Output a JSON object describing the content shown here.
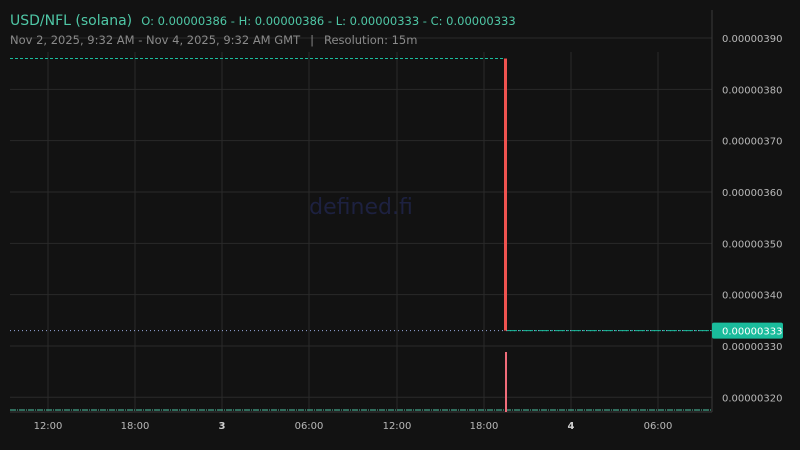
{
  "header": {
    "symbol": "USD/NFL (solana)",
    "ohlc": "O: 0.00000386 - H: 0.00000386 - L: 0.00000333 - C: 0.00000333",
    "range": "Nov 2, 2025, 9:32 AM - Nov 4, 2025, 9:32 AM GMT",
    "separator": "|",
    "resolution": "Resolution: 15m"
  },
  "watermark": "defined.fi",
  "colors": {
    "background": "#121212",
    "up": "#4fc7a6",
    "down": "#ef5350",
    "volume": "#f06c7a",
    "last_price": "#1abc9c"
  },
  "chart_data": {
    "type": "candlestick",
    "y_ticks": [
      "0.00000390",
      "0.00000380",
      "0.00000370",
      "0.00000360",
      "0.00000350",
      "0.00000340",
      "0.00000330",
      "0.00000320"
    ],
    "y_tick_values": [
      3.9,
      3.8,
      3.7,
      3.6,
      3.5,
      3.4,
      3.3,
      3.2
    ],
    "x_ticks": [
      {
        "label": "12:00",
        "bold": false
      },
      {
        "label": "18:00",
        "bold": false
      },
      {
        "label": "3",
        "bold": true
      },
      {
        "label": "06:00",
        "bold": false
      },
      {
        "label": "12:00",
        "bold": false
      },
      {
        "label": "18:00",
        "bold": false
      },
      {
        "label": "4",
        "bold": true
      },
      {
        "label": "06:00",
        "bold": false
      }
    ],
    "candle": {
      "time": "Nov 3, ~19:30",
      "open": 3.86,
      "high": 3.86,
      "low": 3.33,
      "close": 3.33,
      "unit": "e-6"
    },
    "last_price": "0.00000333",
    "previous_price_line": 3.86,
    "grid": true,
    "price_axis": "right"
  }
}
* * *
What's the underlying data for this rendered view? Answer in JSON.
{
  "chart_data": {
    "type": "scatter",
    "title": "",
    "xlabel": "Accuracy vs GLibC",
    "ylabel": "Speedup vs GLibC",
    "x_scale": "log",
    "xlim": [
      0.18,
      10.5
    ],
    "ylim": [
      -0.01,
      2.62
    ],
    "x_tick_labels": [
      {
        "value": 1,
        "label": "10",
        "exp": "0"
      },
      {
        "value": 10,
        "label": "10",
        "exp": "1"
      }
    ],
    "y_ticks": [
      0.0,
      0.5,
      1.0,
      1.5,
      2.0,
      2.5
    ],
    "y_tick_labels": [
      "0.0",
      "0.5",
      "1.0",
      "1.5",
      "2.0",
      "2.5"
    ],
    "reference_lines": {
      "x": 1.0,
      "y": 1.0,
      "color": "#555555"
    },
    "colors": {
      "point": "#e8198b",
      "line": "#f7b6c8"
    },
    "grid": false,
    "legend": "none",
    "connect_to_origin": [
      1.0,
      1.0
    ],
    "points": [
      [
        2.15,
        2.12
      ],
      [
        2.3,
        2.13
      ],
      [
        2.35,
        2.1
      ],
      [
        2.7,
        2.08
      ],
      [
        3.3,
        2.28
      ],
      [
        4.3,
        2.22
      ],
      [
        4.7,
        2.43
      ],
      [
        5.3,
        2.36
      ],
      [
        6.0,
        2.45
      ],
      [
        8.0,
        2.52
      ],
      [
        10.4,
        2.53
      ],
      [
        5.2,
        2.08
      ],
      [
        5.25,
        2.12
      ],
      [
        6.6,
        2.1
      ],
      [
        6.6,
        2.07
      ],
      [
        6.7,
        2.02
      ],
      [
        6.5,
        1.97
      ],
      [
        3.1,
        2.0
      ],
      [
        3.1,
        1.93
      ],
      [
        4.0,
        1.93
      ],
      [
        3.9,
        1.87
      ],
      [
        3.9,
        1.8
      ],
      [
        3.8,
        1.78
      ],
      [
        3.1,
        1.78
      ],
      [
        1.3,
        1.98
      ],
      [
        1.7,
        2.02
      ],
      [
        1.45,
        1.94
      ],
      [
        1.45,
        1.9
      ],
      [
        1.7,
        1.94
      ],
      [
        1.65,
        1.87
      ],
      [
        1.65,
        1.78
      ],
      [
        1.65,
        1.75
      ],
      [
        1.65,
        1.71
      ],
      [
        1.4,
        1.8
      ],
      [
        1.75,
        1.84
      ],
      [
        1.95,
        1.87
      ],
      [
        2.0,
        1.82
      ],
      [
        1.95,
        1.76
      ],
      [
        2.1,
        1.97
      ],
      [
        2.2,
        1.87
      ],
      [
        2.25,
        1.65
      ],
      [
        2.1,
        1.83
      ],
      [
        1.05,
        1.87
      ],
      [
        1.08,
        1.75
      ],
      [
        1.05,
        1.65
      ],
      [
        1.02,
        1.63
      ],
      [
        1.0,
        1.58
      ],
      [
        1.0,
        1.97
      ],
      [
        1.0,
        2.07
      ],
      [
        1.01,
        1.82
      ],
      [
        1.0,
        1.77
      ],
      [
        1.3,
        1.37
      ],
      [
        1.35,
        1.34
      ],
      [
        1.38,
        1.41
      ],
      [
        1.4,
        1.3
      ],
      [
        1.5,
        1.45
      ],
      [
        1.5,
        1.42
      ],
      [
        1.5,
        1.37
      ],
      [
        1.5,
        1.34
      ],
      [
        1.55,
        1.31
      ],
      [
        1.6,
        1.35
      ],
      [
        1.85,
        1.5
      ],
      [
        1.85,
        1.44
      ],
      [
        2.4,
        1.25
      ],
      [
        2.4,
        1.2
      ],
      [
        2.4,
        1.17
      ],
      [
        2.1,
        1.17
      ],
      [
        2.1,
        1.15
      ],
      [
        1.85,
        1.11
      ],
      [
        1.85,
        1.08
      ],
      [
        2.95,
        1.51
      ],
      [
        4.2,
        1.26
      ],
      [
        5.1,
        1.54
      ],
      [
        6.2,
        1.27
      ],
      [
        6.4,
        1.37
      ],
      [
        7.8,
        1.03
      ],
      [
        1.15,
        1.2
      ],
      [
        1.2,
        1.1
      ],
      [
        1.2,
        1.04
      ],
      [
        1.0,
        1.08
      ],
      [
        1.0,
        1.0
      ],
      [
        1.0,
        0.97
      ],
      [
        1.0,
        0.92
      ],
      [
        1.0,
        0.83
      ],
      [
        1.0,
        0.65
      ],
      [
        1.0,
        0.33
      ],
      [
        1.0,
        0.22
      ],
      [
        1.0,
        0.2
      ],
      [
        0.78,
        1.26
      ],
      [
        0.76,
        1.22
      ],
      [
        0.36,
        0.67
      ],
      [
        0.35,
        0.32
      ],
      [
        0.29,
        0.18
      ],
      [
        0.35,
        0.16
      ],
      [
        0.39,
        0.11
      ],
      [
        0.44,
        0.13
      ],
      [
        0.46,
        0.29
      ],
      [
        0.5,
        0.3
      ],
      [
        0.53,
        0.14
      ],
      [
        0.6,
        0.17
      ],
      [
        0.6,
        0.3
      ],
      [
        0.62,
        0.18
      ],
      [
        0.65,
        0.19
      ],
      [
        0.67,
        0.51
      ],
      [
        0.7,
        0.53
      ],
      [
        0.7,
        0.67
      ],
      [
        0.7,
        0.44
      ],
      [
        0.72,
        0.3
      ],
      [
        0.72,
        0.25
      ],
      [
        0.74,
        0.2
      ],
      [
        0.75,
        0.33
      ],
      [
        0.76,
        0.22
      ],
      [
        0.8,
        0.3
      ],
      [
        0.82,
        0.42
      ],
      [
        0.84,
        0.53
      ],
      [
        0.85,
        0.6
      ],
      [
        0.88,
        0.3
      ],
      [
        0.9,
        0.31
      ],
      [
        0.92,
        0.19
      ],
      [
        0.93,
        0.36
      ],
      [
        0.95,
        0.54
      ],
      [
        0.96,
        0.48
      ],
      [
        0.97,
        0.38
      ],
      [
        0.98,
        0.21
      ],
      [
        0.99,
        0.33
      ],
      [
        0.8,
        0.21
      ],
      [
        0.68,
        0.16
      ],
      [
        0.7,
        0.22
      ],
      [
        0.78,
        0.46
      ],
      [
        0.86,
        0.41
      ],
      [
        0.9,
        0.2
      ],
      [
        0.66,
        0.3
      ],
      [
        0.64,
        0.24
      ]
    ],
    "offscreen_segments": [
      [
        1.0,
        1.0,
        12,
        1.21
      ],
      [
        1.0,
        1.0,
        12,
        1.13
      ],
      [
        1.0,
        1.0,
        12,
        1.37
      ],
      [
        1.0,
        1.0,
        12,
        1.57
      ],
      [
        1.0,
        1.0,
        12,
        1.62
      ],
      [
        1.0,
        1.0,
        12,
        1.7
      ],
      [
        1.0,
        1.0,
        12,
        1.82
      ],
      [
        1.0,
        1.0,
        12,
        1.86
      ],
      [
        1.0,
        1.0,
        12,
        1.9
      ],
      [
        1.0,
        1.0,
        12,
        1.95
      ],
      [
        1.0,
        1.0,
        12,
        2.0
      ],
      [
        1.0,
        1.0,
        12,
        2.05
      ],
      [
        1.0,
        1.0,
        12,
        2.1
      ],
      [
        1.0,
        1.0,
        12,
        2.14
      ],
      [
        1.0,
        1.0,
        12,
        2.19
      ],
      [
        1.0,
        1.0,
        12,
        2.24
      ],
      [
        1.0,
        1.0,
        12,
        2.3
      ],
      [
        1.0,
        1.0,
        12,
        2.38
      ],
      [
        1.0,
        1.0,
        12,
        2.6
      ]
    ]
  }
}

▶ [TASK TO CARRY OUT]:
Going through the lines above one by one, tally those with the word "GLibC" and give only the total.

▶ [RESULT OF THIS EXERCISE]:
2